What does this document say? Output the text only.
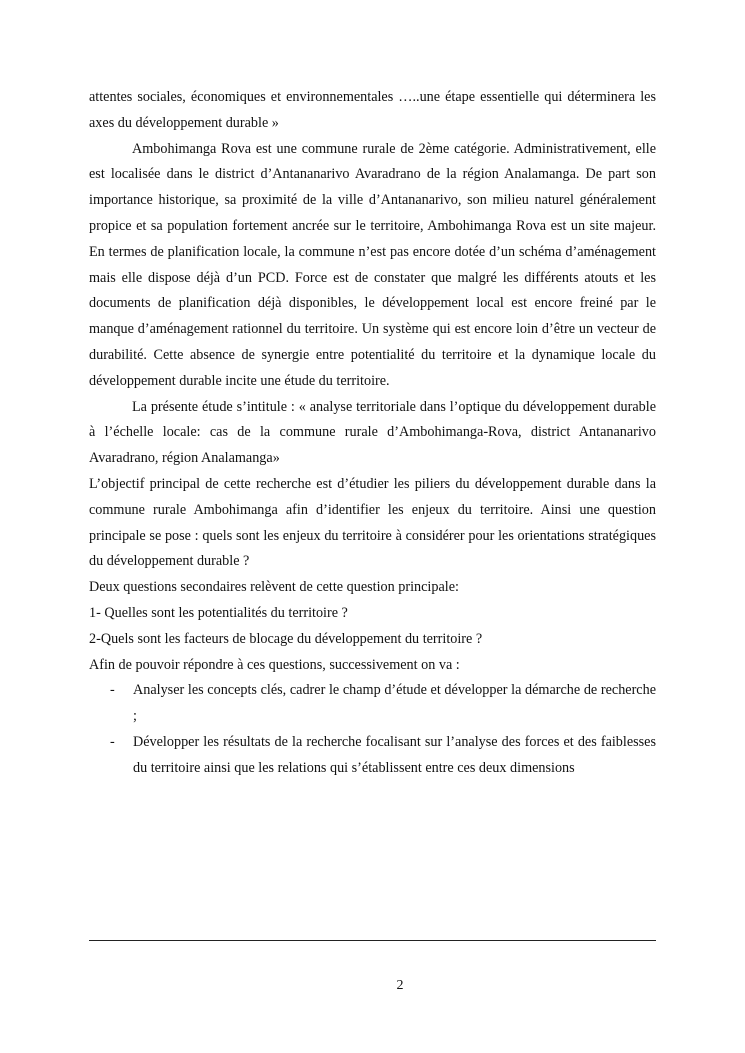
attentes sociales, économiques et environnementales …..une étape essentielle qui déterminera les axes du développement durable »

Ambohimanga Rova est une commune rurale de 2ème catégorie. Administrativement, elle est localisée dans le district d’Antananarivo Avaradrano de la région Analamanga. De part son importance historique, sa proximité de la ville d’Antananarivo, son milieu naturel généralement propice et sa population fortement ancrée sur le territoire, Ambohimanga Rova est un site majeur. En termes de planification locale, la commune n’est pas encore dotée d’un schéma d’aménagement mais elle dispose déjà d’un PCD. Force est de constater que malgré les différents atouts et les documents de planification déjà disponibles, le développement local est encore freiné par le manque d’aménagement rationnel du territoire. Un système qui est encore loin d’être un vecteur de durabilité. Cette absence de synergie entre potentialité du territoire et la dynamique locale du développement durable incite une étude du territoire.

La présente étude s’intitule : « analyse territoriale dans l’optique du développement durable à l’échelle locale: cas de la commune rurale d’Ambohimanga-Rova, district Antananarivo Avaradrano, région Analamanga»

L’objectif principal de cette recherche est d’étudier les piliers du développement durable dans la commune rurale Ambohimanga afin d’identifier les enjeux du territoire. Ainsi une question principale se pose : quels sont les enjeux du territoire à considérer pour les orientations stratégiques du développement durable ?

Deux questions secondaires relèvent de cette question principale:

1- Quelles sont les potentialités du territoire ?

2-Quels sont les facteurs de blocage du développement du territoire ?

Afin de pouvoir répondre à ces questions, successivement on va :

- Analyser les concepts clés, cadrer le champ d’étude et développer la démarche de recherche ;
- Développer les résultats de la recherche focalisant sur l’analyse des forces et des faiblesses du territoire ainsi que les relations qui s’établissent entre ces deux dimensions
2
§
Reproduce the material above in full and without alteration, but skip all pictures.

◆ RESULT OF THE TASK
What does this document say? Output the text only.
attentes sociales, économiques et environnementales …..une étape essentielle qui déterminera les axes du développement durable »

Ambohimanga Rova est une commune rurale de 2ème catégorie. Administrativement, elle est localisée dans le district d’Antananarivo Avaradrano de la région Analamanga. De part son importance historique, sa proximité de la ville d’Antananarivo, son milieu naturel généralement propice et sa population fortement ancrée sur le territoire, Ambohimanga Rova est un site majeur. En termes de planification locale, la commune n’est pas encore dotée d’un schéma d’aménagement mais elle dispose déjà d’un PCD. Force est de constater que malgré les différents atouts et les documents de planification déjà disponibles, le développement local est encore freiné par le manque d’aménagement rationnel du territoire. Un système qui est encore loin d’être un vecteur de durabilité. Cette absence de synergie entre potentialité du territoire et la dynamique locale du développement durable incite une étude du territoire.

La présente étude s’intitule : « analyse territoriale dans l’optique du développement durable à l’échelle locale: cas de la commune rurale d’Ambohimanga-Rova, district Antananarivo Avaradrano, région Analamanga»

L’objectif principal de cette recherche est d’étudier les piliers du développement durable dans la commune rurale Ambohimanga afin d’identifier les enjeux du territoire. Ainsi une question principale se pose : quels sont les enjeux du territoire à considérer pour les orientations stratégiques du développement durable ?

Deux questions secondaires relèvent de cette question principale:

1- Quelles sont les potentialités du territoire ?

2-Quels sont les facteurs de blocage du développement du territoire ?

Afin de pouvoir répondre à ces questions, successivement on va :

- Analyser les concepts clés, cadrer le champ d’étude et développer la démarche de recherche ;
- Développer les résultats de la recherche focalisant sur l’analyse des forces et des faiblesses du territoire ainsi que les relations qui s’établissent entre ces deux dimensions
2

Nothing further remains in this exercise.